- Saved entries:
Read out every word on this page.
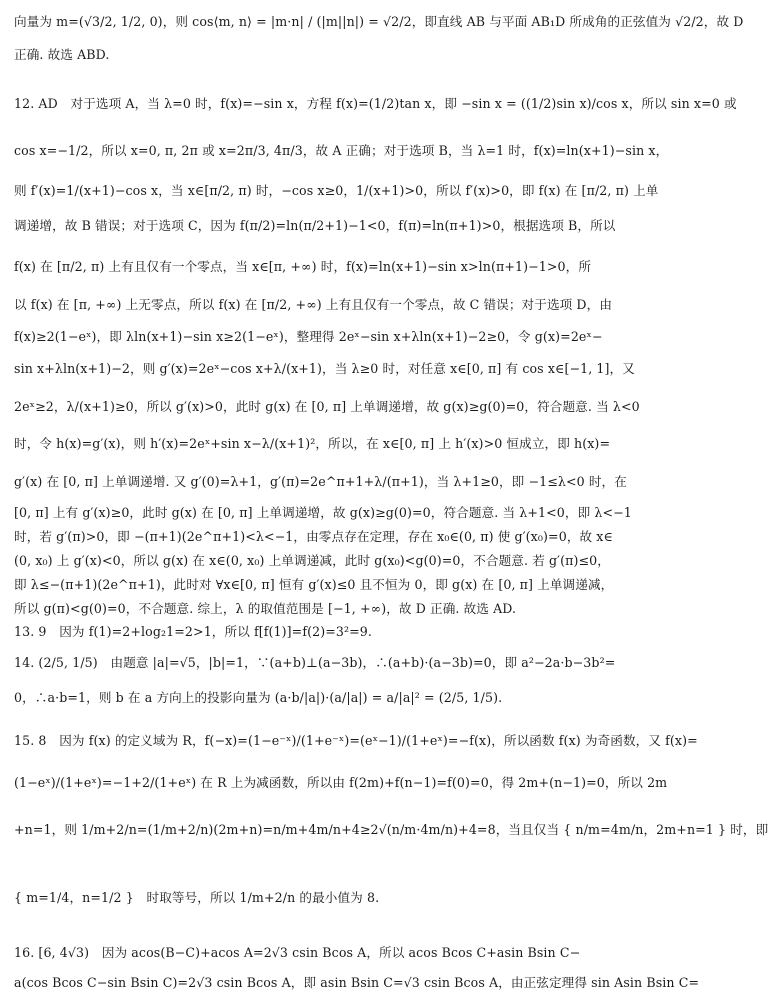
向量为 m=(√3/2, 1/2, 0)，则 cos⟨m, n⟩ = |m·n| / (|m||n|) = √2/2，即直线 AB 与平面 AB₁D 所成角的正弦值为 √2/2，故 D
正确. 故选 ABD.
12. AD　对于选项 A，当 λ=0 时，f(x)=−sin x，方程 f(x)=(1/2)tan x，即 −sin x = ((1/2)sin x)/cos x，所以 sin x=0 或
cos x=−1/2，所以 x=0, π, 2π 或 x=2π/3, 4π/3，故 A 正确；对于选项 B，当 λ=1 时，f(x)=ln(x+1)−sin x，
则 f′(x)=1/(x+1)−cos x，当 x∈[π/2, π) 时，−cos x≥0，1/(x+1)>0，所以 f′(x)>0，即 f(x) 在 [π/2, π) 上单
调递增，故 B 错误；对于选项 C，因为 f(π/2)=ln(π/2+1)−1<0，f(π)=ln(π+1)>0，根据选项 B，所以
f(x) 在 [π/2, π) 上有且仅有一个零点，当 x∈[π, +∞) 时，f(x)=ln(x+1)−sin x>ln(π+1)−1>0，所
以 f(x) 在 [π, +∞) 上无零点，所以 f(x) 在 [π/2, +∞) 上有且仅有一个零点，故 C 错误；对于选项 D，由
f(x)≥2(1−eˣ)，即 λln(x+1)−sin x≥2(1−eˣ)，整理得 2eˣ−sin x+λln(x+1)−2≥0，令 g(x)=2eˣ−
sin x+λln(x+1)−2，则 g′(x)=2eˣ−cos x+λ/(x+1)，当 λ≥0 时，对任意 x∈[0, π] 有 cos x∈[−1, 1]，又
2eˣ≥2，λ/(x+1)≥0，所以 g′(x)>0，此时 g(x) 在 [0, π] 上单调递增，故 g(x)≥g(0)=0，符合题意. 当 λ<0
时，令 h(x)=g′(x)，则 h′(x)=2eˣ+sin x−λ/(x+1)²，所以，在 x∈[0, π] 上 h′(x)>0 恒成立，即 h(x)=
g′(x) 在 [0, π] 上单调递增. 又 g′(0)=λ+1，g′(π)=2e^π+1+λ/(π+1)，当 λ+1≥0，即 −1≤λ<0 时，在
[0, π] 上有 g′(x)≥0，此时 g(x) 在 [0, π] 上单调递增，故 g(x)≥g(0)=0，符合题意. 当 λ+1<0，即 λ<−1
时，若 g′(π)>0，即 −(π+1)(2e^π+1)<λ<−1，由零点存在定理，存在 x₀∈(0, π) 使 g′(x₀)=0，故 x∈
(0, x₀) 上 g′(x)<0，所以 g(x) 在 x∈(0, x₀) 上单调递减，此时 g(x₀)<g(0)=0，不合题意. 若 g′(π)≤0，
即 λ≤−(π+1)(2e^π+1)，此时对 ∀x∈[0, π] 恒有 g′(x)≤0 且不恒为 0，即 g(x) 在 [0, π] 上单调递减，
所以 g(π)<g(0)=0，不合题意. 综上，λ 的取值范围是 [−1, +∞)，故 D 正确. 故选 AD.
13. 9　因为 f(1)=2+log₂1=2>1，所以 f[f(1)]=f(2)=3²=9.
14. (2/5, 1/5)　由题意 |a|=√5，|b|=1，∵(a+b)⊥(a−3b)，∴(a+b)·(a−3b)=0，即 a²−2a·b−3b²=
0，∴a·b=1，则 b 在 a 方向上的投影向量为 (a·b/|a|)·(a/|a|) = a/|a|² = (2/5, 1/5).
15. 8　因为 f(x) 的定义域为 R，f(−x)=(1−e⁻ˣ)/(1+e⁻ˣ)=(eˣ−1)/(1+eˣ)=−f(x)，所以函数 f(x) 为奇函数，又 f(x)=
(1−eˣ)/(1+eˣ)=−1+2/(1+eˣ) 在 R 上为减函数，所以由 f(2m)+f(n−1)=f(0)=0，得 2m+(n−1)=0，所以 2m
+n=1，则 1/m+2/n=(1/m+2/n)(2m+n)=n/m+4m/n+4≥2√(n/m·4m/n)+4=8，当且仅当 { n/m=4m/n，2m+n=1 } 时，即
{ m=1/4，n=1/2 }　时取等号，所以 1/m+2/n 的最小值为 8.
16. [6, 4√3)　因为 acos(B−C)+acos A=2√3 csin Bcos A，所以 acos Bcos C+asin Bsin C−
a(cos Bcos C−sin Bsin C)=2√3 csin Bcos A，即 asin Bsin C=√3 csin Bcos A，由正弦定理得 sin Asin Bsin C=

- Task goal:
Without including the pictures, reproduce all entries exactly.

- Exercise result:
Read out every word on this page.
向量为 m=(√3/2, 1/2, 0)，则 cos⟨m, n⟩ = |m·n| / (|m||n|) = √2/2，即直线 AB 与平面 AB₁D 所成角的正弦值为 √2/2，故 D
正确. 故选 ABD.
12. AD　对于选项 A，当 λ=0 时，f(x)=−sin x，方程 f(x)=(1/2)tan x，即 −sin x = ((1/2)sin x)/cos x，所以 sin x=0 或
cos x=−1/2，所以 x=0, π, 2π 或 x=2π/3, 4π/3，故 A 正确；对于选项 B，当 λ=1 时，f(x)=ln(x+1)−sin x，
则 f′(x)=1/(x+1)−cos x，当 x∈[π/2, π) 时，−cos x≥0，1/(x+1)>0，所以 f′(x)>0，即 f(x) 在 [π/2, π) 上单
调递增，故 B 错误；对于选项 C，因为 f(π/2)=ln(π/2+1)−1<0，f(π)=ln(π+1)>0，根据选项 B，所以
f(x) 在 [π/2, π) 上有且仅有一个零点，当 x∈[π, +∞) 时，f(x)=ln(x+1)−sin x>ln(π+1)−1>0，所
以 f(x) 在 [π, +∞) 上无零点，所以 f(x) 在 [π/2, +∞) 上有且仅有一个零点，故 C 错误；对于选项 D，由
f(x)≥2(1−eˣ)，即 λln(x+1)−sin x≥2(1−eˣ)，整理得 2eˣ−sin x+λln(x+1)−2≥0，令 g(x)=2eˣ−
sin x+λln(x+1)−2，则 g′(x)=2eˣ−cos x+λ/(x+1)，当 λ≥0 时，对任意 x∈[0, π] 有 cos x∈[−1, 1]，又
2eˣ≥2，λ/(x+1)≥0，所以 g′(x)>0，此时 g(x) 在 [0, π] 上单调递增，故 g(x)≥g(0)=0，符合题意. 当 λ<0
时，令 h(x)=g′(x)，则 h′(x)=2eˣ+sin x−λ/(x+1)²，所以，在 x∈[0, π] 上 h′(x)>0 恒成立，即 h(x)=
g′(x) 在 [0, π] 上单调递增. 又 g′(0)=λ+1，g′(π)=2e^π+1+λ/(π+1)，当 λ+1≥0，即 −1≤λ<0 时，在
[0, π] 上有 g′(x)≥0，此时 g(x) 在 [0, π] 上单调递增，故 g(x)≥g(0)=0，符合题意. 当 λ+1<0，即 λ<−1
时，若 g′(π)>0，即 −(π+1)(2e^π+1)<λ<−1，由零点存在定理，存在 x₀∈(0, π) 使 g′(x₀)=0，故 x∈
(0, x₀) 上 g′(x)<0，所以 g(x) 在 x∈(0, x₀) 上单调递减，此时 g(x₀)<g(0)=0，不合题意. 若 g′(π)≤0，
即 λ≤−(π+1)(2e^π+1)，此时对 ∀x∈[0, π] 恒有 g′(x)≤0 且不恒为 0，即 g(x) 在 [0, π] 上单调递减，
所以 g(π)<g(0)=0，不合题意. 综上，λ 的取值范围是 [−1, +∞)，故 D 正确. 故选 AD.
13. 9　因为 f(1)=2+log₂1=2>1，所以 f[f(1)]=f(2)=3²=9.
14. (2/5, 1/5)　由题意 |a|=√5，|b|=1，∵(a+b)⊥(a−3b)，∴(a+b)·(a−3b)=0，即 a²−2a·b−3b²=
0，∴a·b=1，则 b 在 a 方向上的投影向量为 (a·b/|a|)·(a/|a|) = a/|a|² = (2/5, 1/5).
15. 8　因为 f(x) 的定义域为 R，f(−x)=(1−e⁻ˣ)/(1+e⁻ˣ)=(eˣ−1)/(1+eˣ)=−f(x)，所以函数 f(x) 为奇函数，又 f(x)=
(1−eˣ)/(1+eˣ)=−1+2/(1+eˣ) 在 R 上为减函数，所以由 f(2m)+f(n−1)=f(0)=0，得 2m+(n−1)=0，所以 2m
+n=1，则 1/m+2/n=(1/m+2/n)(2m+n)=n/m+4m/n+4≥2√(n/m·4m/n)+4=8，当且仅当 { n/m=4m/n，2m+n=1 } 时，即
{ m=1/4，n=1/2 }　时取等号，所以 1/m+2/n 的最小值为 8.
16. [6, 4√3)　因为 acos(B−C)+acos A=2√3 csin Bcos A，所以 acos Bcos C+asin Bsin C−
a(cos Bcos C−sin Bsin C)=2√3 csin Bcos A，即 asin Bsin C=√3 csin Bcos A，由正弦定理得 sin Asin Bsin C=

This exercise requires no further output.